## Begin

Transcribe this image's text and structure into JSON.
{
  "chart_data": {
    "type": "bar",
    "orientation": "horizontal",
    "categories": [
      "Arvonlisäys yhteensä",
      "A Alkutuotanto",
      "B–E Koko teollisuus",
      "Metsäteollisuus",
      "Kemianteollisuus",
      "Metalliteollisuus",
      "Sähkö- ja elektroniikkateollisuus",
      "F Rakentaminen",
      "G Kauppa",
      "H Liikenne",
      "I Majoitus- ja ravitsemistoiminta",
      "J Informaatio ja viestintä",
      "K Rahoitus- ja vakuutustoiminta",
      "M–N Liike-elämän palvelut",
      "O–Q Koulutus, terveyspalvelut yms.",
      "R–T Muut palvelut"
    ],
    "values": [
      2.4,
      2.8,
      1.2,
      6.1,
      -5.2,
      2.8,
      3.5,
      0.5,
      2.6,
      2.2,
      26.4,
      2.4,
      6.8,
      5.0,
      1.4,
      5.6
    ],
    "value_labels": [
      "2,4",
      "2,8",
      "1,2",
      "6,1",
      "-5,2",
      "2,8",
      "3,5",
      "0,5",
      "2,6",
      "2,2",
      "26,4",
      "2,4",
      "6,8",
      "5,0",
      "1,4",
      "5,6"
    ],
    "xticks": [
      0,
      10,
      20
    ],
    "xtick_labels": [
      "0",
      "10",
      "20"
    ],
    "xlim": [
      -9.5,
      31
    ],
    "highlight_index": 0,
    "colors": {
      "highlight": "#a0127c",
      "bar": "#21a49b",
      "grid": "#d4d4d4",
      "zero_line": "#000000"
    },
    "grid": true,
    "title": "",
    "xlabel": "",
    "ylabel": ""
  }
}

## End

Stated task: Output an exact copy of each record.

Result of the task:
Transcribe this image's text and structure into JSON.
{
  "chart_data": {
    "type": "bar",
    "orientation": "horizontal",
    "categories": [
      "Arvonlisäys yhteensä",
      "A Alkutuotanto",
      "B–E Koko teollisuus",
      "Metsäteollisuus",
      "Kemianteollisuus",
      "Metalliteollisuus",
      "Sähkö- ja elektroniikkateollisuus",
      "F Rakentaminen",
      "G Kauppa",
      "H Liikenne",
      "I Majoitus- ja ravitsemistoiminta",
      "J Informaatio ja viestintä",
      "K Rahoitus- ja vakuutustoiminta",
      "M–N Liike-elämän palvelut",
      "O–Q Koulutus, terveyspalvelut yms.",
      "R–T Muut palvelut"
    ],
    "values": [
      2.4,
      2.8,
      1.2,
      6.1,
      -5.2,
      2.8,
      3.5,
      0.5,
      2.6,
      2.2,
      26.4,
      2.4,
      6.8,
      5.0,
      1.4,
      5.6
    ],
    "value_labels": [
      "2,4",
      "2,8",
      "1,2",
      "6,1",
      "-5,2",
      "2,8",
      "3,5",
      "0,5",
      "2,6",
      "2,2",
      "26,4",
      "2,4",
      "6,8",
      "5,0",
      "1,4",
      "5,6"
    ],
    "xticks": [
      0,
      10,
      20
    ],
    "xtick_labels": [
      "0",
      "10",
      "20"
    ],
    "xlim": [
      -9.5,
      31
    ],
    "highlight_index": 0,
    "colors": {
      "highlight": "#a0127c",
      "bar": "#21a49b",
      "grid": "#d4d4d4",
      "zero_line": "#000000"
    },
    "grid": true,
    "title": "",
    "xlabel": "",
    "ylabel": ""
  }
}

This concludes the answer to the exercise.